• Work required: In the lines below, swap every "yoy-point" for "yoy-marker" and change nothing else. Don't include the pictures in your answer.

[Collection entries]

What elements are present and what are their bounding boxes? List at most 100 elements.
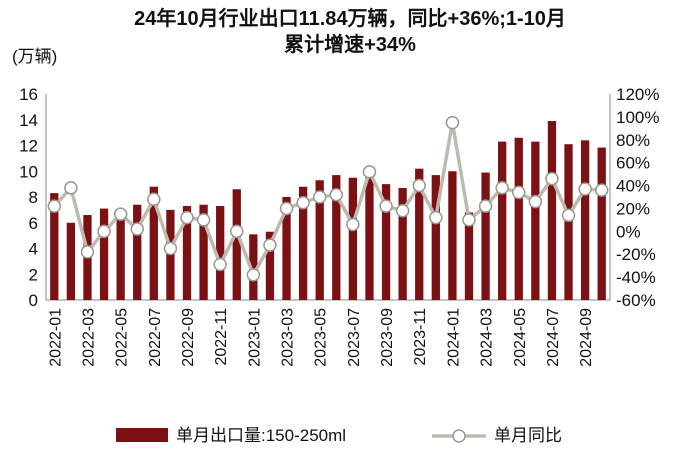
x-tick-label: 2022-05 — [114, 308, 131, 367]
x-tick-label: 2022-11 — [213, 308, 230, 366]
yoy-point — [246, 268, 261, 282]
chart-title-line2: 累计增速+34% — [284, 34, 416, 56]
yoy-point — [429, 210, 443, 225]
yoy-point — [362, 165, 377, 179]
yoy-point — [196, 213, 211, 227]
right-tick-label: -20% — [616, 245, 656, 264]
yoy-point — [594, 183, 609, 197]
yoy-point — [64, 181, 78, 195]
yoy-point — [163, 241, 178, 256]
yoy-line — [52, 120, 602, 277]
right-tick-label: 0% — [616, 222, 641, 241]
yoy-point — [80, 245, 95, 259]
right-tick-label: 60% — [616, 154, 650, 173]
chart-title-line1: 24年10月行业出口11.84万辆，同比+36%;1-10月 — [134, 8, 566, 30]
bar — [381, 184, 391, 300]
x-tick-label: 2024-01 — [445, 308, 462, 367]
right-tick-label: -40% — [616, 268, 656, 287]
bar — [597, 147, 606, 300]
yoy-point — [329, 187, 344, 202]
yoy-point — [230, 224, 244, 239]
bar — [199, 204, 208, 300]
left-tick-label: 2 — [29, 265, 38, 284]
bar — [249, 234, 258, 300]
yoy-point — [462, 213, 476, 227]
x-tick-label: 2023-09 — [379, 308, 396, 367]
yoy-point — [561, 208, 576, 223]
yoy-point — [113, 207, 128, 221]
bar — [149, 186, 158, 300]
yoy-point — [512, 185, 526, 200]
bar — [265, 231, 275, 300]
bar — [232, 189, 241, 300]
bar — [133, 204, 142, 300]
yoy-point — [130, 222, 144, 236]
bar — [348, 177, 358, 300]
right-tick-label: 120% — [616, 85, 659, 104]
yoy-point — [346, 217, 360, 232]
legend-bar-swatch — [116, 428, 168, 442]
x-tick-label: 2023-05 — [313, 308, 330, 367]
bar — [398, 187, 407, 300]
chart-title: 24年10月行业出口11.84万辆，同比+36%;1-10月 累计增速+34% — [0, 6, 700, 58]
x-tick-label: 2022-03 — [80, 308, 97, 367]
legend-line-marker — [452, 429, 466, 443]
yoy-point — [395, 203, 410, 218]
yoy-point — [296, 195, 310, 210]
bar — [216, 206, 225, 300]
legend-line-label: 单月同比 — [494, 426, 562, 445]
left-axis-unit: (万辆) — [12, 47, 58, 66]
bar — [481, 172, 490, 300]
yoy-point — [445, 115, 460, 130]
right-tick-label: 100% — [616, 108, 659, 127]
yoy-point — [545, 171, 559, 186]
bar — [580, 140, 590, 300]
right-tick-label: 40% — [616, 177, 650, 196]
yoy-point — [312, 190, 327, 204]
right-tick-label: -60% — [616, 291, 656, 310]
yoy-point — [412, 178, 426, 193]
bar — [99, 208, 109, 300]
x-tick-label: 2023-07 — [346, 308, 363, 367]
x-tick-label: 2023-01 — [246, 308, 263, 367]
x-tick-label: 2024-03 — [479, 308, 496, 367]
legend-bar-label: 单月出口量:150-250ml — [176, 426, 346, 445]
yoy-point — [47, 199, 62, 213]
bar — [315, 180, 324, 300]
bar — [531, 141, 540, 300]
left-tick-label: 8 — [29, 188, 38, 207]
yoy-point — [578, 182, 592, 196]
yoy-point — [528, 194, 543, 209]
right-tick-label: 20% — [616, 199, 650, 218]
left-tick-label: 4 — [29, 240, 38, 259]
x-tick-label: 2023-11 — [412, 308, 429, 366]
yoy-point — [495, 181, 509, 195]
left-tick-label: 12 — [19, 137, 38, 156]
left-tick-label: 0 — [29, 291, 38, 310]
bar — [332, 175, 341, 300]
yoy-point — [263, 238, 277, 252]
bar — [298, 186, 308, 300]
yoy-point — [279, 201, 294, 216]
bar — [498, 141, 507, 300]
right-tick-label: 80% — [616, 131, 650, 150]
left-tick-label: 10 — [19, 162, 38, 181]
bar — [514, 137, 523, 300]
bar — [415, 168, 424, 300]
yoy-point — [213, 257, 227, 272]
x-tick-label: 2024-09 — [578, 308, 595, 367]
bar — [547, 121, 557, 300]
x-tick-label: 2022-09 — [180, 308, 197, 367]
x-tick-label: 2023-03 — [280, 308, 297, 367]
yoy-point — [379, 199, 393, 213]
bar — [464, 212, 474, 300]
yoy-point — [478, 199, 493, 213]
bar — [182, 206, 192, 300]
yoy-point — [97, 224, 111, 239]
x-tick-label: 2024-07 — [545, 308, 562, 367]
left-tick-label: 16 — [19, 85, 38, 104]
yoy-point — [180, 210, 194, 225]
bar — [66, 222, 76, 300]
bar — [448, 171, 457, 300]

• Finished task:
What elements are present and what are their bounding boxes? List at most 100 elements.
x-tick-label: 2022-05 — [114, 308, 131, 367]
x-tick-label: 2022-11 — [213, 308, 230, 366]
yoy-marker — [246, 268, 261, 282]
chart-title-line2: 累计增速+34% — [284, 34, 416, 56]
yoy-marker — [429, 210, 443, 225]
yoy-marker — [362, 165, 377, 179]
yoy-marker — [196, 213, 211, 227]
right-tick-label: -20% — [616, 245, 656, 264]
yoy-marker — [594, 183, 609, 197]
yoy-marker — [64, 181, 78, 195]
yoy-marker — [163, 241, 178, 256]
yoy-line — [52, 120, 602, 277]
right-tick-label: 0% — [616, 222, 641, 241]
yoy-marker — [80, 245, 95, 259]
right-tick-label: 60% — [616, 154, 650, 173]
chart-title-line1: 24年10月行业出口11.84万辆，同比+36%;1-10月 — [134, 8, 566, 30]
bar — [381, 184, 391, 300]
x-tick-label: 2024-01 — [445, 308, 462, 367]
right-tick-label: -40% — [616, 268, 656, 287]
bar — [597, 147, 606, 300]
yoy-marker — [329, 187, 344, 202]
yoy-marker — [230, 224, 244, 239]
bar — [199, 204, 208, 300]
left-tick-label: 2 — [29, 265, 38, 284]
bar — [249, 234, 258, 300]
yoy-marker — [462, 213, 476, 227]
x-tick-label: 2023-09 — [379, 308, 396, 367]
yoy-marker — [561, 208, 576, 223]
yoy-marker — [113, 207, 128, 221]
bar — [149, 186, 158, 300]
yoy-marker — [512, 185, 526, 200]
bar — [265, 231, 275, 300]
bar — [232, 189, 241, 300]
bar — [133, 204, 142, 300]
yoy-marker — [130, 222, 144, 236]
bar — [348, 177, 358, 300]
right-tick-label: 120% — [616, 85, 659, 104]
yoy-marker — [346, 217, 360, 232]
legend-bar-swatch — [116, 428, 168, 442]
x-tick-label: 2023-05 — [313, 308, 330, 367]
bar — [398, 187, 407, 300]
chart-title: 24年10月行业出口11.84万辆，同比+36%;1-10月 累计增速+34% — [0, 6, 700, 58]
x-tick-label: 2022-03 — [80, 308, 97, 367]
legend-line-marker — [452, 429, 466, 443]
yoy-marker — [395, 203, 410, 218]
yoy-marker — [296, 195, 310, 210]
bar — [216, 206, 225, 300]
legend-line-label: 单月同比 — [494, 426, 562, 445]
left-axis-unit: (万辆) — [12, 47, 58, 66]
bar — [481, 172, 490, 300]
yoy-marker — [445, 115, 460, 130]
right-tick-label: 100% — [616, 108, 659, 127]
yoy-marker — [545, 171, 559, 186]
bar — [580, 140, 590, 300]
right-tick-label: 40% — [616, 177, 650, 196]
yoy-marker — [312, 190, 327, 204]
right-tick-label: -60% — [616, 291, 656, 310]
yoy-marker — [412, 178, 426, 193]
bar — [99, 208, 109, 300]
x-tick-label: 2023-07 — [346, 308, 363, 367]
x-tick-label: 2023-01 — [246, 308, 263, 367]
x-tick-label: 2024-03 — [479, 308, 496, 367]
legend-bar-label: 单月出口量:150-250ml — [176, 426, 346, 445]
yoy-marker — [47, 199, 62, 213]
bar — [315, 180, 324, 300]
bar — [531, 141, 540, 300]
left-tick-label: 8 — [29, 188, 38, 207]
yoy-marker — [578, 182, 592, 196]
yoy-marker — [528, 194, 543, 209]
right-tick-label: 20% — [616, 199, 650, 218]
left-tick-label: 4 — [29, 240, 38, 259]
x-tick-label: 2023-11 — [412, 308, 429, 366]
yoy-marker — [495, 181, 509, 195]
left-tick-label: 12 — [19, 137, 38, 156]
left-tick-label: 0 — [29, 291, 38, 310]
bar — [332, 175, 341, 300]
yoy-marker — [263, 238, 277, 252]
bar — [298, 186, 308, 300]
yoy-marker — [279, 201, 294, 216]
bar — [498, 141, 507, 300]
right-tick-label: 80% — [616, 131, 650, 150]
left-tick-label: 10 — [19, 162, 38, 181]
bar — [514, 137, 523, 300]
bar — [415, 168, 424, 300]
yoy-marker — [213, 257, 227, 272]
x-tick-label: 2024-09 — [578, 308, 595, 367]
bar — [547, 121, 557, 300]
x-tick-label: 2022-09 — [180, 308, 197, 367]
x-tick-label: 2023-03 — [280, 308, 297, 367]
yoy-marker — [379, 199, 393, 213]
bar — [464, 212, 474, 300]
yoy-marker — [478, 199, 493, 213]
bar — [182, 206, 192, 300]
yoy-marker — [97, 224, 111, 239]
x-tick-label: 2024-07 — [545, 308, 562, 367]
left-tick-label: 16 — [19, 85, 38, 104]
yoy-marker — [180, 210, 194, 225]
bar — [66, 222, 76, 300]
bar — [448, 171, 457, 300]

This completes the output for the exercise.